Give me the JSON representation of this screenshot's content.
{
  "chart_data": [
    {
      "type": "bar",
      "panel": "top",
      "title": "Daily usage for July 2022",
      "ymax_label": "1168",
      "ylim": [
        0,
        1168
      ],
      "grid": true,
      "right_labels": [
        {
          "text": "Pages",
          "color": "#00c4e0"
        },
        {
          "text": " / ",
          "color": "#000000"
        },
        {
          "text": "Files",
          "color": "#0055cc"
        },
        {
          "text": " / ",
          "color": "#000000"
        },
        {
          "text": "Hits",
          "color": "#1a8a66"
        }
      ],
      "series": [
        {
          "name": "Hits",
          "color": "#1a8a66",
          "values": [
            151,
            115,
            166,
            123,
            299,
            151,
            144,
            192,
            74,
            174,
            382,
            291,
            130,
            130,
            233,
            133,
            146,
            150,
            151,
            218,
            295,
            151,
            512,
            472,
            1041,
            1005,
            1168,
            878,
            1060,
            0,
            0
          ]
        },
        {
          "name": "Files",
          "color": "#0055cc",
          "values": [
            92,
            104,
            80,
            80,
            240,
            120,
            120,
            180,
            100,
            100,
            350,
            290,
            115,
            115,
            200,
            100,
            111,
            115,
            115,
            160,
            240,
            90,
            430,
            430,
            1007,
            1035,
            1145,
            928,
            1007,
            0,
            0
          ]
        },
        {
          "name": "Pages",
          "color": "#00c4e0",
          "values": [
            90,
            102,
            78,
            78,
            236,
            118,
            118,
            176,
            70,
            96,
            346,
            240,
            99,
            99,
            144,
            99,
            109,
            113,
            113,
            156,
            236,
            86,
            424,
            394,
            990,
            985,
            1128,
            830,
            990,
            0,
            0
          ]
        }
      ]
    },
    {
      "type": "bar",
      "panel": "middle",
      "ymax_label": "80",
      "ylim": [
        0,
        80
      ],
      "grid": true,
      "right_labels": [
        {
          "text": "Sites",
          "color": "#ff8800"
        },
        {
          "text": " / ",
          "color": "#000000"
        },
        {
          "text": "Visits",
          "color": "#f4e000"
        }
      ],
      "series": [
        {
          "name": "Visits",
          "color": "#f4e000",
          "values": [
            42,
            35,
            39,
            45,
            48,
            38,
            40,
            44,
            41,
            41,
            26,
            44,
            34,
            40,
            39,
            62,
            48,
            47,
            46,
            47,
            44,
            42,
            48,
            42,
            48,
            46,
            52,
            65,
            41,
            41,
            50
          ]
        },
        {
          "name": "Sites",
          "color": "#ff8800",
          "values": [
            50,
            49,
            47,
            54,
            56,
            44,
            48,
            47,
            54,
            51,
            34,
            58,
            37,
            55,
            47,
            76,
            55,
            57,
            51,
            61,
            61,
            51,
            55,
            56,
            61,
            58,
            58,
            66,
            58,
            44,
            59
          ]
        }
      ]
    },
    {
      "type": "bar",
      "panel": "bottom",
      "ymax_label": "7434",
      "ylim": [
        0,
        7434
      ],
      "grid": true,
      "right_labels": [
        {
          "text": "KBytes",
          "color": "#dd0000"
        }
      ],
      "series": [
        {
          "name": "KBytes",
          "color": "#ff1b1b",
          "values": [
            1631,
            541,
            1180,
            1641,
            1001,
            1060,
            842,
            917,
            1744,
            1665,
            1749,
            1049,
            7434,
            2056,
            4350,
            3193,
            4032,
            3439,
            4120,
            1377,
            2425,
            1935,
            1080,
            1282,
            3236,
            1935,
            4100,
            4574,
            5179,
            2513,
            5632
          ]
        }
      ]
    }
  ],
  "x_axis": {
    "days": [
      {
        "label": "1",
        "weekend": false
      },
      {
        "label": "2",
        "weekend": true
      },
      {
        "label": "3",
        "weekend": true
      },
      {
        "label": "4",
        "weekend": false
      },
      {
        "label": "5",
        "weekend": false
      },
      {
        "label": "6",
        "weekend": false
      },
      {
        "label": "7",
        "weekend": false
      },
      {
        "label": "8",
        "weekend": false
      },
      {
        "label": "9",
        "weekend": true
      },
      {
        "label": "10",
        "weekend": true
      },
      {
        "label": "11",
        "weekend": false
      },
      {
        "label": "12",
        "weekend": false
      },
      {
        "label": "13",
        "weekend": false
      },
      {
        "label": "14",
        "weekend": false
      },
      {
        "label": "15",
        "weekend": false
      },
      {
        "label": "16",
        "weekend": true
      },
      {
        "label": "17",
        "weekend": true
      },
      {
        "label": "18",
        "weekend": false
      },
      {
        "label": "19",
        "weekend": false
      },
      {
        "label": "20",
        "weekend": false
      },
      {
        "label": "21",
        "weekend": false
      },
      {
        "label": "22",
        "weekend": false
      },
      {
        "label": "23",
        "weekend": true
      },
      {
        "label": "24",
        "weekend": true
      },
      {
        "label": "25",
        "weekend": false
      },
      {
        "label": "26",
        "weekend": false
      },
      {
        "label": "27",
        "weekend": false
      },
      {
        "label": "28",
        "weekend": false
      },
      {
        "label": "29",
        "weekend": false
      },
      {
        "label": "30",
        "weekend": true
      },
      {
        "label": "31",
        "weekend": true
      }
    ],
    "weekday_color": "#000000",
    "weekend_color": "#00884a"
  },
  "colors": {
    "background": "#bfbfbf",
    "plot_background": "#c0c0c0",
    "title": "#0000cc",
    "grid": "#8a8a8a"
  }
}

──────────────────────────────

The request
All of the data above should be transcribed exactly.

Solution to this problem
Give me the JSON representation of this screenshot's content.
{
  "chart_data": [
    {
      "type": "bar",
      "panel": "top",
      "title": "Daily usage for July 2022",
      "ymax_label": "1168",
      "ylim": [
        0,
        1168
      ],
      "grid": true,
      "right_labels": [
        {
          "text": "Pages",
          "color": "#00c4e0"
        },
        {
          "text": " / ",
          "color": "#000000"
        },
        {
          "text": "Files",
          "color": "#0055cc"
        },
        {
          "text": " / ",
          "color": "#000000"
        },
        {
          "text": "Hits",
          "color": "#1a8a66"
        }
      ],
      "series": [
        {
          "name": "Hits",
          "color": "#1a8a66",
          "values": [
            151,
            115,
            166,
            123,
            299,
            151,
            144,
            192,
            74,
            174,
            382,
            291,
            130,
            130,
            233,
            133,
            146,
            150,
            151,
            218,
            295,
            151,
            512,
            472,
            1041,
            1005,
            1168,
            878,
            1060,
            0,
            0
          ]
        },
        {
          "name": "Files",
          "color": "#0055cc",
          "values": [
            92,
            104,
            80,
            80,
            240,
            120,
            120,
            180,
            100,
            100,
            350,
            290,
            115,
            115,
            200,
            100,
            111,
            115,
            115,
            160,
            240,
            90,
            430,
            430,
            1007,
            1035,
            1145,
            928,
            1007,
            0,
            0
          ]
        },
        {
          "name": "Pages",
          "color": "#00c4e0",
          "values": [
            90,
            102,
            78,
            78,
            236,
            118,
            118,
            176,
            70,
            96,
            346,
            240,
            99,
            99,
            144,
            99,
            109,
            113,
            113,
            156,
            236,
            86,
            424,
            394,
            990,
            985,
            1128,
            830,
            990,
            0,
            0
          ]
        }
      ]
    },
    {
      "type": "bar",
      "panel": "middle",
      "ymax_label": "80",
      "ylim": [
        0,
        80
      ],
      "grid": true,
      "right_labels": [
        {
          "text": "Sites",
          "color": "#ff8800"
        },
        {
          "text": " / ",
          "color": "#000000"
        },
        {
          "text": "Visits",
          "color": "#f4e000"
        }
      ],
      "series": [
        {
          "name": "Visits",
          "color": "#f4e000",
          "values": [
            42,
            35,
            39,
            45,
            48,
            38,
            40,
            44,
            41,
            41,
            26,
            44,
            34,
            40,
            39,
            62,
            48,
            47,
            46,
            47,
            44,
            42,
            48,
            42,
            48,
            46,
            52,
            65,
            41,
            41,
            50
          ]
        },
        {
          "name": "Sites",
          "color": "#ff8800",
          "values": [
            50,
            49,
            47,
            54,
            56,
            44,
            48,
            47,
            54,
            51,
            34,
            58,
            37,
            55,
            47,
            76,
            55,
            57,
            51,
            61,
            61,
            51,
            55,
            56,
            61,
            58,
            58,
            66,
            58,
            44,
            59
          ]
        }
      ]
    },
    {
      "type": "bar",
      "panel": "bottom",
      "ymax_label": "7434",
      "ylim": [
        0,
        7434
      ],
      "grid": true,
      "right_labels": [
        {
          "text": "KBytes",
          "color": "#dd0000"
        }
      ],
      "series": [
        {
          "name": "KBytes",
          "color": "#ff1b1b",
          "values": [
            1631,
            541,
            1180,
            1641,
            1001,
            1060,
            842,
            917,
            1744,
            1665,
            1749,
            1049,
            7434,
            2056,
            4350,
            3193,
            4032,
            3439,
            4120,
            1377,
            2425,
            1935,
            1080,
            1282,
            3236,
            1935,
            4100,
            4574,
            5179,
            2513,
            5632
          ]
        }
      ]
    }
  ],
  "x_axis": {
    "days": [
      {
        "label": "1",
        "weekend": false
      },
      {
        "label": "2",
        "weekend": true
      },
      {
        "label": "3",
        "weekend": true
      },
      {
        "label": "4",
        "weekend": false
      },
      {
        "label": "5",
        "weekend": false
      },
      {
        "label": "6",
        "weekend": false
      },
      {
        "label": "7",
        "weekend": false
      },
      {
        "label": "8",
        "weekend": false
      },
      {
        "label": "9",
        "weekend": true
      },
      {
        "label": "10",
        "weekend": true
      },
      {
        "label": "11",
        "weekend": false
      },
      {
        "label": "12",
        "weekend": false
      },
      {
        "label": "13",
        "weekend": false
      },
      {
        "label": "14",
        "weekend": false
      },
      {
        "label": "15",
        "weekend": false
      },
      {
        "label": "16",
        "weekend": true
      },
      {
        "label": "17",
        "weekend": true
      },
      {
        "label": "18",
        "weekend": false
      },
      {
        "label": "19",
        "weekend": false
      },
      {
        "label": "20",
        "weekend": false
      },
      {
        "label": "21",
        "weekend": false
      },
      {
        "label": "22",
        "weekend": false
      },
      {
        "label": "23",
        "weekend": true
      },
      {
        "label": "24",
        "weekend": true
      },
      {
        "label": "25",
        "weekend": false
      },
      {
        "label": "26",
        "weekend": false
      },
      {
        "label": "27",
        "weekend": false
      },
      {
        "label": "28",
        "weekend": false
      },
      {
        "label": "29",
        "weekend": false
      },
      {
        "label": "30",
        "weekend": true
      },
      {
        "label": "31",
        "weekend": true
      }
    ],
    "weekday_color": "#000000",
    "weekend_color": "#00884a"
  },
  "colors": {
    "background": "#bfbfbf",
    "plot_background": "#c0c0c0",
    "title": "#0000cc",
    "grid": "#8a8a8a"
  }
}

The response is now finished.